OBJECTIVE =
Copy everything in the data below exactly except the pictures.

================================

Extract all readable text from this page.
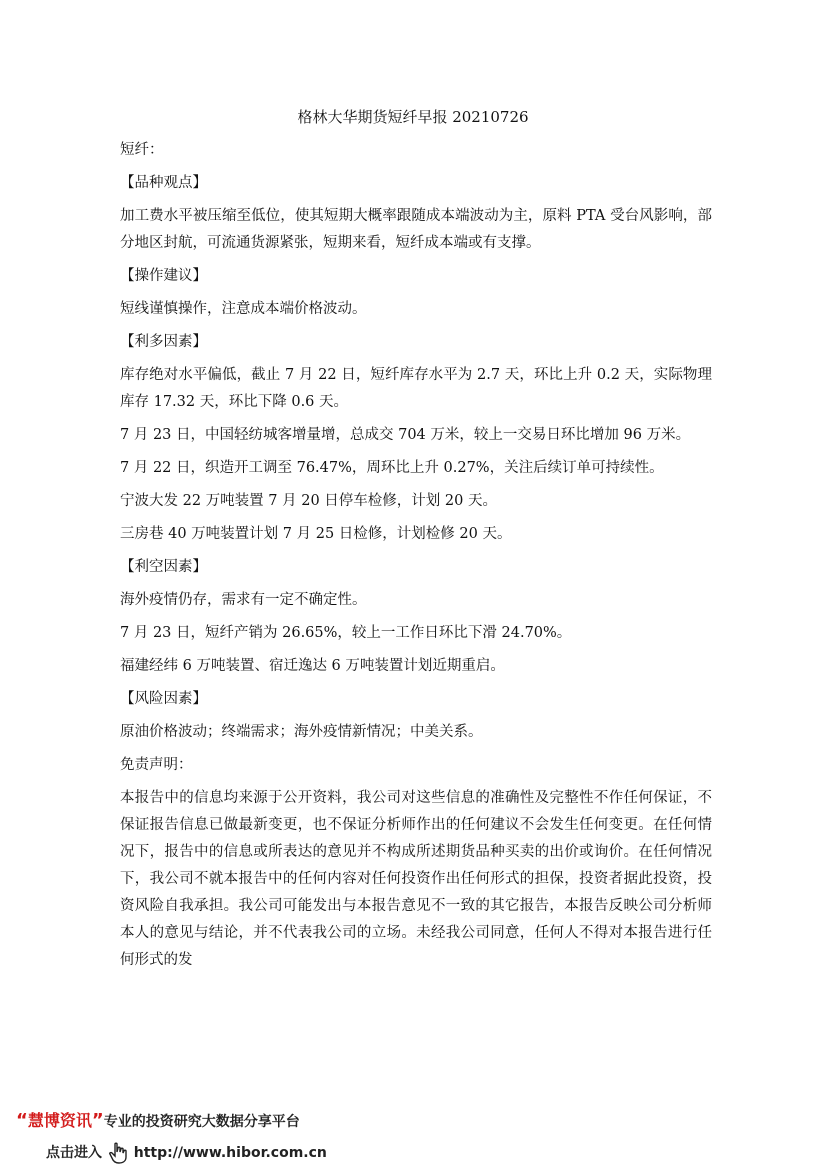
格林大华期货短纤早报 20210726

短纤：

【品种观点】

加工费水平被压缩至低位，使其短期大概率跟随成本端波动为主，原料 PTA 受台风影响，部分地区封航，可流通货源紧张，短期来看，短纤成本端或有支撑。

【操作建议】

短线谨慎操作，注意成本端价格波动。

【利多因素】

库存绝对水平偏低，截止 7 月 22 日，短纤库存水平为 2.7 天，环比上升 0.2 天，实际物理库存 17.32 天，环比下降 0.6 天。

7 月 23 日，中国轻纺城客增量增，总成交 704 万米，较上一交易日环比增加 96 万米。

7 月 22 日，织造开工调至 76.47%，周环比上升 0.27%，关注后续订单可持续性。

宁波大发 22 万吨装置 7 月 20 日停车检修，计划 20 天。

三房巷 40 万吨装置计划 7 月 25 日检修，计划检修 20 天。

【利空因素】

海外疫情仍存，需求有一定不确定性。

7 月 23 日，短纤产销为 26.65%，较上一工作日环比下滑 24.70%。

福建经纬 6 万吨装置、宿迁逸达 6 万吨装置计划近期重启。

【风险因素】

原油价格波动；终端需求；海外疫情新情况；中美关系。

免责声明：

本报告中的信息均来源于公开资料，我公司对这些信息的准确性及完整性不作任何保证，不保证报告信息已做最新变更，也不保证分析师作出的任何建议不会发生任何变更。在任何情况下，报告中的信息或所表达的意见并不构成所述期货品种买卖的出价或询价。在任何情况下，我公司不就本报告中的任何内容对任何投资作出任何形式的担保，投资者据此投资，投资风险自我承担。我公司可能发出与本报告意见不一致的其它报告，本报告反映公司分析师本人的意见与结论，并不代表我公司的立场。未经我公司同意，任何人不得对本报告进行任何形式的发

“慧博资讯”专业的投资研究大数据分享平台
点击进入 http://www.hibor.com.cn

================================

WORKED SOLUTION =
Extract all readable text from this page.
格林大华期货短纤早报 20210726

短纤：

【品种观点】

加工费水平被压缩至低位，使其短期大概率跟随成本端波动为主，原料 PTA 受台风影响，部分地区封航，可流通货源紧张，短期来看，短纤成本端或有支撑。

【操作建议】

短线谨慎操作，注意成本端价格波动。

【利多因素】

库存绝对水平偏低，截止 7 月 22 日，短纤库存水平为 2.7 天，环比上升 0.2 天，实际物理库存 17.32 天，环比下降 0.6 天。

7 月 23 日，中国轻纺城客增量增，总成交 704 万米，较上一交易日环比增加 96 万米。

7 月 22 日，织造开工调至 76.47%，周环比上升 0.27%，关注后续订单可持续性。

宁波大发 22 万吨装置 7 月 20 日停车检修，计划 20 天。

三房巷 40 万吨装置计划 7 月 25 日检修，计划检修 20 天。

【利空因素】

海外疫情仍存，需求有一定不确定性。

7 月 23 日，短纤产销为 26.65%，较上一工作日环比下滑 24.70%。

福建经纬 6 万吨装置、宿迁逸达 6 万吨装置计划近期重启。

【风险因素】

原油价格波动；终端需求；海外疫情新情况；中美关系。

免责声明：

本报告中的信息均来源于公开资料，我公司对这些信息的准确性及完整性不作任何保证，不保证报告信息已做最新变更，也不保证分析师作出的任何建议不会发生任何变更。在任何情况下，报告中的信息或所表达的意见并不构成所述期货品种买卖的出价或询价。在任何情况下，我公司不就本报告中的任何内容对任何投资作出任何形式的担保，投资者据此投资，投资风险自我承担。我公司可能发出与本报告意见不一致的其它报告，本报告反映公司分析师本人的意见与结论，并不代表我公司的立场。未经我公司同意，任何人不得对本报告进行任何形式的发

“慧博资讯”专业的投资研究大数据分享平台
点击进入 http://www.hibor.com.cn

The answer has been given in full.